Work instructions ->
a. Reproduce the passage of the thread on generators and relations word for word, starting at "CenterDot[] = 1;" and ending at "from a product.".
b. In the thread on generators and relations, what key sequence is given for conveniently entering CenterDot?

Reading text ->
◇ ◇ ◇ ◇ ◇
# Symbolic calculation with generators and relations

Is it possible to do the following in Mathematica:

Define an algebra $A$ via generators and relations and multiply some tensors in $A\otimes A$ (and of course simplify the relations via the relations).

Edit. Based on the comments, here is a more concrete answer to what I think you'd like. My previous answer can be found below.

Defining a ring symbolically. Let's consider some ring (or algebra) generated by symbols $g_i^\pm$ for $1\leq i\leq n$. Actually I'm not going to specify $n$ in the following as I don't think there's any need for it.

First of all let's make these generators look nice, based on your other question,

Format[g[i_, 1]] := Subsuperscript[g, i, "+"]
Format[g[i_, -1]] := Subsuperscript[g, i, "-"]


Next we are going to set up the product. Let us use CenterDot, which can be conveniently entered as [esc].[esc] and by default looks like •. Say we want this product to be additive, unital, and associative:

CenterDot[X___, Y_Plus, Z___] := CenterDot[X, #, Z] & /@ Y (* additivity *)
CenterDot[] = 1;
CenterDot[X_] := X
CenterDot[X___, 1, Y___] := CenterDot[X, Y] (* unital*)
SetAttributes[CenterDot, Flat] (* associativity *)


Here the second and third line ensure that we don't get stuck with a product of zero or one generator when we pull out the unit (identity element) 1 from a product.

We might further want to implement some multiplication rules. Let's say, for example, I want to make all generators anticommutative, $g_i^s g_j^r = -g_j^r g_i^s$ (where $s,r=\pm$) and have $g_i^- = (g_i^+)^{-1}$ each other's inverse. We're going to implement this as replacement rules, so that you can choose wheter or not you'd like to use these rules. (As I mention in my older answer below, you can also build these rules into the definition of CenterDot to get automatic simplifications, just like we automatically implemented additivity etc above. I choose not to do so for the multiplication rules.)

reorder[expr_] := expr //. CenterDot[X___, g[j_, r_], g[i_, s_], Y___] /; Not@OrderedQ@{j, i} -> -CenterDot[X, g[i, s], g[j, r],Y]
cancelinverses[expr_] := expr //. CenterDot[X___, g[i_, s_], g[j_, r_], Y___] /; i == j && s == -r -> CenterDot[X, Y]


These rules reduce expressions to ensure that in the result the $g_i^\pm$ will be ordered by increasing subscripts. For example, you can try

g[1, 1]\[CenterDot]g[2, 1] // reorder (* already ordered, so nothing happens *)
g[i, 1]\[CenterDot]g[j, 1] // reorder (* likewise, where the ordering is now alphabetical *)
g[i, 1]\[CenterDot]g[i, -1] // reorder (* likewise *)
g[j, -1]\[CenterDot]g[i, 1] // reorder (* reordered, yielding a sign *)
g[i, 1]\[CenterDot]g[k, -1]\[CenterDot]g[j, -1] // reorder (* likewise *)
◇ ◇ ◇ ◇ ◇
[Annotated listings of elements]

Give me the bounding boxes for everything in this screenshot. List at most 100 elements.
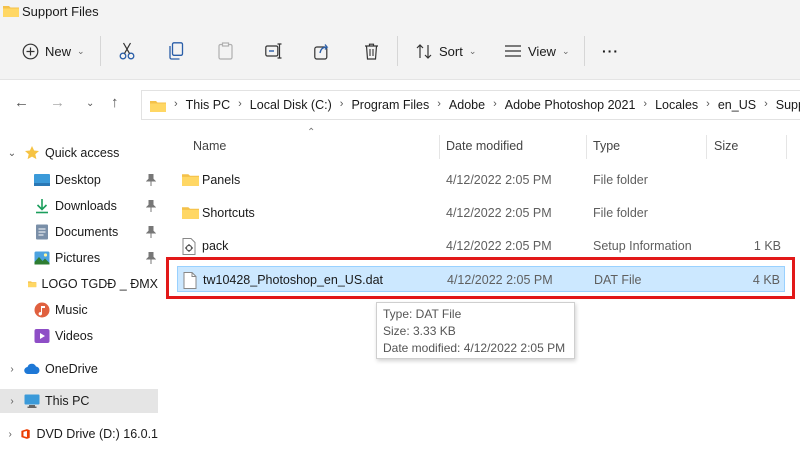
sort-label: Sort [439, 43, 463, 59]
table-row[interactable]: pack 4/12/2022 2:05 PM Setup Information… [177, 233, 785, 259]
folder-icon [182, 207, 199, 219]
column-header-size[interactable]: Size [714, 139, 738, 153]
column-header-date[interactable]: Date modified [446, 139, 523, 153]
file-date: 4/12/2022 2:05 PM [446, 206, 552, 220]
sidebar-item-videos[interactable]: Videos [0, 324, 158, 348]
chevron-right-icon: › [238, 98, 242, 110]
cloud-icon [24, 363, 40, 375]
sidebar-item-label: Videos [55, 329, 93, 343]
address-bar[interactable]: › This PC › Local Disk (C:) › Program Fi… [141, 90, 800, 120]
chevron-down-icon: ⌄ [561, 45, 570, 56]
music-icon [34, 302, 50, 318]
column-header-name[interactable]: Name [193, 139, 226, 153]
pin-icon[interactable] [146, 252, 156, 264]
office-dvd-icon [21, 429, 31, 439]
file-name: pack [202, 239, 229, 253]
table-row[interactable]: Shortcuts 4/12/2022 2:05 PM File folder [177, 200, 785, 226]
folder-icon [28, 281, 37, 288]
column-divider[interactable] [786, 135, 787, 159]
column-divider[interactable] [439, 135, 440, 159]
sidebar-item-onedrive[interactable]: › OneDrive [0, 357, 158, 381]
breadcrumb-item[interactable]: Adobe Photoshop 2021 [505, 98, 636, 112]
desktop-icon [34, 174, 50, 186]
up-arrow-icon[interactable]: ↑ [111, 94, 119, 111]
sidebar-item-this-pc[interactable]: › This PC [0, 389, 158, 413]
view-label: View [528, 43, 556, 59]
command-bar: New ⌄ Sort ⌄ View ⌄ ··· [0, 24, 800, 80]
toolbar-divider [397, 36, 398, 66]
folder-icon [182, 174, 199, 186]
sidebar-item-documents[interactable]: Documents [0, 220, 158, 244]
folder-icon [150, 101, 166, 112]
chevron-right-icon: › [764, 98, 768, 110]
breadcrumb-item[interactable]: Local Disk (C:) [250, 98, 332, 112]
sidebar-item-pictures[interactable]: Pictures [0, 246, 158, 270]
folder-icon [3, 6, 19, 17]
scissors-icon [119, 42, 135, 60]
cut-button[interactable] [119, 38, 135, 64]
chevron-down-icon: ⌄ [77, 45, 85, 56]
breadcrumb-item[interactable]: Adobe [449, 98, 485, 112]
file-type: File folder [593, 173, 648, 187]
file-date: 4/12/2022 2:05 PM [446, 239, 552, 253]
new-label: New [45, 43, 72, 59]
setup-file-icon [182, 238, 196, 255]
view-button[interactable]: View ⌄ [504, 38, 570, 64]
window-title: Support Files [22, 4, 99, 19]
new-button[interactable]: New ⌄ [22, 38, 85, 64]
sidebar-item-desktop[interactable]: Desktop [0, 168, 158, 192]
sidebar-item-label: Documents [55, 225, 119, 239]
toolbar-divider [100, 36, 101, 66]
sidebar-item-logo-tgdd-dmx[interactable]: LOGO TGDĐ _ ĐMX [0, 272, 158, 296]
sidebar-item-downloads[interactable]: Downloads [0, 194, 158, 218]
chevron-right-icon[interactable]: › [6, 396, 18, 407]
copy-button[interactable] [169, 38, 184, 64]
sidebar-item-label: This PC [45, 394, 90, 408]
breadcrumb-item[interactable]: Support Files [776, 98, 800, 112]
pin-icon[interactable] [146, 174, 156, 186]
paste-button[interactable] [218, 38, 233, 64]
share-icon [314, 43, 329, 60]
share-button[interactable] [314, 38, 331, 64]
back-arrow-icon[interactable]: ← [14, 94, 29, 111]
more-options-button[interactable]: ··· [602, 38, 619, 64]
chevron-right-icon[interactable]: › [6, 364, 18, 375]
trash-icon [365, 43, 378, 60]
file-type: Setup Information [593, 239, 692, 253]
breadcrumb-item[interactable]: Program Files [351, 98, 429, 112]
sidebar-item-label: OneDrive [45, 362, 98, 376]
forward-arrow-icon[interactable]: → [50, 94, 65, 111]
sidebar-item-label: Quick access [45, 146, 120, 160]
chevron-right-icon: › [493, 98, 497, 110]
copy-icon [169, 42, 184, 60]
sidebar-item-label: LOGO TGDĐ _ ĐMX [41, 277, 158, 291]
delete-button[interactable] [364, 38, 379, 64]
file-date: 4/12/2022 2:05 PM [446, 173, 552, 187]
plus-circle-icon [22, 43, 39, 59]
breadcrumb-item[interactable]: This PC [186, 98, 230, 112]
breadcrumb-item[interactable]: en_US [718, 98, 756, 112]
title-bar: Support Files [0, 0, 800, 24]
breadcrumb-item[interactable]: Locales [655, 98, 698, 112]
sidebar-item-dvd-drive[interactable]: › DVD Drive (D:) 16.0.1 [0, 422, 158, 446]
sidebar-item-music[interactable]: Music [0, 298, 158, 322]
list-view-icon [505, 45, 521, 57]
pin-icon[interactable] [146, 200, 156, 212]
tooltip-size: Size: 3.33 KB [383, 324, 456, 338]
chevron-right-icon[interactable]: › [6, 429, 14, 440]
rename-button[interactable] [265, 38, 283, 64]
sort-ascending-icon: ⌃ [307, 127, 316, 138]
column-divider[interactable] [586, 135, 587, 159]
table-row[interactable]: Panels 4/12/2022 2:05 PM File folder [177, 167, 785, 193]
pin-icon[interactable] [146, 226, 156, 238]
navigation-pane: ⌄ Quick access Desktop Downloads Documen… [0, 130, 160, 450]
chevron-down-icon[interactable]: ⌄ [6, 148, 18, 159]
sidebar-item-quick-access[interactable]: ⌄ Quick access [0, 141, 158, 165]
column-divider[interactable] [706, 135, 707, 159]
sort-button[interactable]: Sort ⌄ [416, 38, 476, 64]
file-size: 1 KB [753, 239, 781, 253]
chevron-right-icon: › [174, 98, 178, 110]
more-options-icon: ··· [602, 43, 619, 59]
column-header-type[interactable]: Type [593, 139, 620, 153]
recent-locations-chevron-icon[interactable]: ⌄ [86, 98, 94, 109]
◇ ◇ ◇ ◇ ◇
Worked answers ->
a.
CenterDot[] = 1;
CenterDot[X_] := X
CenterDot[X___, 1, Y___] := CenterDot[X, Y] (* unital*)
SetAttributes[CenterDot, Flat] (* associativity *)


Here the second and third line ensure that we don't get stuck with a product of zero or one generator when we pull out the unit (identity element) 1 from a product.

b. [esc].[esc]